> _REQUIRED TASK_
The listing must be reproduced in full, exactly as it stands.

(Extracted data entries)

┄┄┄┄┄┄

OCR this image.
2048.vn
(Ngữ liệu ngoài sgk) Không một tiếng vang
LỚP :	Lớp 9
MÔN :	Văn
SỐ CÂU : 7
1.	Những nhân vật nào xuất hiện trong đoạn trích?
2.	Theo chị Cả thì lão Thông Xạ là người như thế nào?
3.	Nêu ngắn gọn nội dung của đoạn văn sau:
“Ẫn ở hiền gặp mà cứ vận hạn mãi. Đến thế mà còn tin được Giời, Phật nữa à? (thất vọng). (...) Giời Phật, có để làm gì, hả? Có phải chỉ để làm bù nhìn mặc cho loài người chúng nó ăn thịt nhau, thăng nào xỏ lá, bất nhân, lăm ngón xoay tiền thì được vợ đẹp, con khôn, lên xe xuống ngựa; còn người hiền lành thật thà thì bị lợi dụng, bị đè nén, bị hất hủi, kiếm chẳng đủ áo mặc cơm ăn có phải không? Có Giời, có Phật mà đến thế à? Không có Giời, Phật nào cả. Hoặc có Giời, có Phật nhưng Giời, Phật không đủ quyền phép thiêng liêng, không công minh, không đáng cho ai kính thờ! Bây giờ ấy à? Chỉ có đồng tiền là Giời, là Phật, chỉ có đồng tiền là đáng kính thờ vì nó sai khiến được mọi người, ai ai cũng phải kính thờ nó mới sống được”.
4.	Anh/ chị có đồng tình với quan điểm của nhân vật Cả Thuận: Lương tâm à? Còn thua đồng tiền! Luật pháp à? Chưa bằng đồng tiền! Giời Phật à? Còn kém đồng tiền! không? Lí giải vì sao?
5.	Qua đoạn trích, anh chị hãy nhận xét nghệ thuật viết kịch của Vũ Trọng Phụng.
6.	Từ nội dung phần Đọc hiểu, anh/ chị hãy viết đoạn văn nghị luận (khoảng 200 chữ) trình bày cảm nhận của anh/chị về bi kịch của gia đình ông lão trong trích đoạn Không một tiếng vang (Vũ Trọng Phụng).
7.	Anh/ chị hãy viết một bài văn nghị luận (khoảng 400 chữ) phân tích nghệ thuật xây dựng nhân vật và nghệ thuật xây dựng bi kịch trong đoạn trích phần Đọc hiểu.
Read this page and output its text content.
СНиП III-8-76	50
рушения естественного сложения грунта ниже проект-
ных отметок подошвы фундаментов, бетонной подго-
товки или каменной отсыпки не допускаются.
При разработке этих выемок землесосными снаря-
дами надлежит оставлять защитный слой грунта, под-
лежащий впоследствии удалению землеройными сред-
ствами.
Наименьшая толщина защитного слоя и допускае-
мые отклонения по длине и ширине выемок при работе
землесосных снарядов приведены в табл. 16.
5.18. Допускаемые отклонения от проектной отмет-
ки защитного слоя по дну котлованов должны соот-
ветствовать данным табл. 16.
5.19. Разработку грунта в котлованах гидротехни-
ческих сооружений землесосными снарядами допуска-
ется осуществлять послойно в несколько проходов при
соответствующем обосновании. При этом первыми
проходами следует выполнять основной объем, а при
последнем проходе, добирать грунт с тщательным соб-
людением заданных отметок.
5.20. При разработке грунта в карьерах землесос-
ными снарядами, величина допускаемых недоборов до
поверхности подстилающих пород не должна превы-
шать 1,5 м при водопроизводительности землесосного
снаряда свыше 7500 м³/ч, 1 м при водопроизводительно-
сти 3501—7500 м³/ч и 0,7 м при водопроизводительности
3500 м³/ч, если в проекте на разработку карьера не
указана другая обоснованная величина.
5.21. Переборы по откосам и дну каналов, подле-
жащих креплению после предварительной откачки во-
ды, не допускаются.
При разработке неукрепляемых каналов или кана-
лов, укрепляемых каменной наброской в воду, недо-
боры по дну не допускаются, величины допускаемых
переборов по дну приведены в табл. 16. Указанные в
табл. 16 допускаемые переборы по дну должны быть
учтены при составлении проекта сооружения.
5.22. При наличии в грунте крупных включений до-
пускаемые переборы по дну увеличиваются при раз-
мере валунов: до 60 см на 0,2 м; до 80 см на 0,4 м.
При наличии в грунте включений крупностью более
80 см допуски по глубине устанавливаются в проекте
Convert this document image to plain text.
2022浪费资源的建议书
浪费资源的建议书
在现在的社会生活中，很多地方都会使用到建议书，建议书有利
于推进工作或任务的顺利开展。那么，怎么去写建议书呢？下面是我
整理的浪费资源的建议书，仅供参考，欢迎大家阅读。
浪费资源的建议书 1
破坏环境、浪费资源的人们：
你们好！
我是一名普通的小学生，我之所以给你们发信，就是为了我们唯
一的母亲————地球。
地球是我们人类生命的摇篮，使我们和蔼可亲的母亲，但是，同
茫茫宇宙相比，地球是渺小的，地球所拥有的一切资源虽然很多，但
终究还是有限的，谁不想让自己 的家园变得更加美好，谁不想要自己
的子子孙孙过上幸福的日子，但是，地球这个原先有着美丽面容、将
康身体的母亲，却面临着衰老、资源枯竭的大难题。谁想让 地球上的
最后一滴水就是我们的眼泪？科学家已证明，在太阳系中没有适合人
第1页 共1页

┄┄┄┄┄┄

> _OUTPUT OF THE EXERCISE_
OCR this image.
2048.vn
(Ngữ liệu ngoài sgk) Không một tiếng vang
LỚP :	Lớp 9
MÔN :	Văn
SỐ CÂU : 7
1.	Những nhân vật nào xuất hiện trong đoạn trích?
2.	Theo chị Cả thì lão Thông Xạ là người như thế nào?
3.	Nêu ngắn gọn nội dung của đoạn văn sau:
“Ẫn ở hiền gặp mà cứ vận hạn mãi. Đến thế mà còn tin được Giời, Phật nữa à? (thất vọng). (...) Giời Phật, có để làm gì, hả? Có phải chỉ để làm bù nhìn mặc cho loài người chúng nó ăn thịt nhau, thăng nào xỏ lá, bất nhân, lăm ngón xoay tiền thì được vợ đẹp, con khôn, lên xe xuống ngựa; còn người hiền lành thật thà thì bị lợi dụng, bị đè nén, bị hất hủi, kiếm chẳng đủ áo mặc cơm ăn có phải không? Có Giời, có Phật mà đến thế à? Không có Giời, Phật nào cả. Hoặc có Giời, có Phật nhưng Giời, Phật không đủ quyền phép thiêng liêng, không công minh, không đáng cho ai kính thờ! Bây giờ ấy à? Chỉ có đồng tiền là Giời, là Phật, chỉ có đồng tiền là đáng kính thờ vì nó sai khiến được mọi người, ai ai cũng phải kính thờ nó mới sống được”.
4.	Anh/ chị có đồng tình với quan điểm của nhân vật Cả Thuận: Lương tâm à? Còn thua đồng tiền! Luật pháp à? Chưa bằng đồng tiền! Giời Phật à? Còn kém đồng tiền! không? Lí giải vì sao?
5.	Qua đoạn trích, anh chị hãy nhận xét nghệ thuật viết kịch của Vũ Trọng Phụng.
6.	Từ nội dung phần Đọc hiểu, anh/ chị hãy viết đoạn văn nghị luận (khoảng 200 chữ) trình bày cảm nhận của anh/chị về bi kịch của gia đình ông lão trong trích đoạn Không một tiếng vang (Vũ Trọng Phụng).
7.	Anh/ chị hãy viết một bài văn nghị luận (khoảng 400 chữ) phân tích nghệ thuật xây dựng nhân vật và nghệ thuật xây dựng bi kịch trong đoạn trích phần Đọc hiểu.
Read this page and output its text content.
СНиП III-8-76	50
рушения естественного сложения грунта ниже проект-
ных отметок подошвы фундаментов, бетонной подго-
товки или каменной отсыпки не допускаются.
При разработке этих выемок землесосными снаря-
дами надлежит оставлять защитный слой грунта, под-
лежащий впоследствии удалению землеройными сред-
ствами.
Наименьшая толщина защитного слоя и допускае-
мые отклонения по длине и ширине выемок при работе
землесосных снарядов приведены в табл. 16.
5.18. Допускаемые отклонения от проектной отмет-
ки защитного слоя по дну котлованов должны соот-
ветствовать данным табл. 16.
5.19. Разработку грунта в котлованах гидротехни-
ческих сооружений землесосными снарядами допуска-
ется осуществлять послойно в несколько проходов при
соответствующем обосновании. При этом первыми
проходами следует выполнять основной объем, а при
последнем проходе, добирать грунт с тщательным соб-
людением заданных отметок.
5.20. При разработке грунта в карьерах землесос-
ными снарядами, величина допускаемых недоборов до
поверхности подстилающих пород не должна превы-
шать 1,5 м при водопроизводительности землесосного
снаряда свыше 7500 м³/ч, 1 м при водопроизводительно-
сти 3501—7500 м³/ч и 0,7 м при водопроизводительности
3500 м³/ч, если в проекте на разработку карьера не
указана другая обоснованная величина.
5.21. Переборы по откосам и дну каналов, подле-
жащих креплению после предварительной откачки во-
ды, не допускаются.
При разработке неукрепляемых каналов или кана-
лов, укрепляемых каменной наброской в воду, недо-
боры по дну не допускаются, величины допускаемых
переборов по дну приведены в табл. 16. Указанные в
табл. 16 допускаемые переборы по дну должны быть
учтены при составлении проекта сооружения.
5.22. При наличии в грунте крупных включений до-
пускаемые переборы по дну увеличиваются при раз-
мере валунов: до 60 см на 0,2 м; до 80 см на 0,4 м.
При наличии в грунте включений крупностью более
80 см допуски по глубине устанавливаются в проекте
Convert this document image to plain text.
2022浪费资源的建议书
浪费资源的建议书
在现在的社会生活中，很多地方都会使用到建议书，建议书有利
于推进工作或任务的顺利开展。那么，怎么去写建议书呢？下面是我
整理的浪费资源的建议书，仅供参考，欢迎大家阅读。
浪费资源的建议书 1
破坏环境、浪费资源的人们：
你们好！
我是一名普通的小学生，我之所以给你们发信，就是为了我们唯
一的母亲————地球。
地球是我们人类生命的摇篮，使我们和蔼可亲的母亲，但是，同
茫茫宇宙相比，地球是渺小的，地球所拥有的一切资源虽然很多，但
终究还是有限的，谁不想让自己 的家园变得更加美好，谁不想要自己
的子子孙孙过上幸福的日子，但是，地球这个原先有着美丽面容、将
康身体的母亲，却面临着衰老、资源枯竭的大难题。谁想让 地球上的
最后一滴水就是我们的眼泪？科学家已证明，在太阳系中没有适合人
第1页 共1页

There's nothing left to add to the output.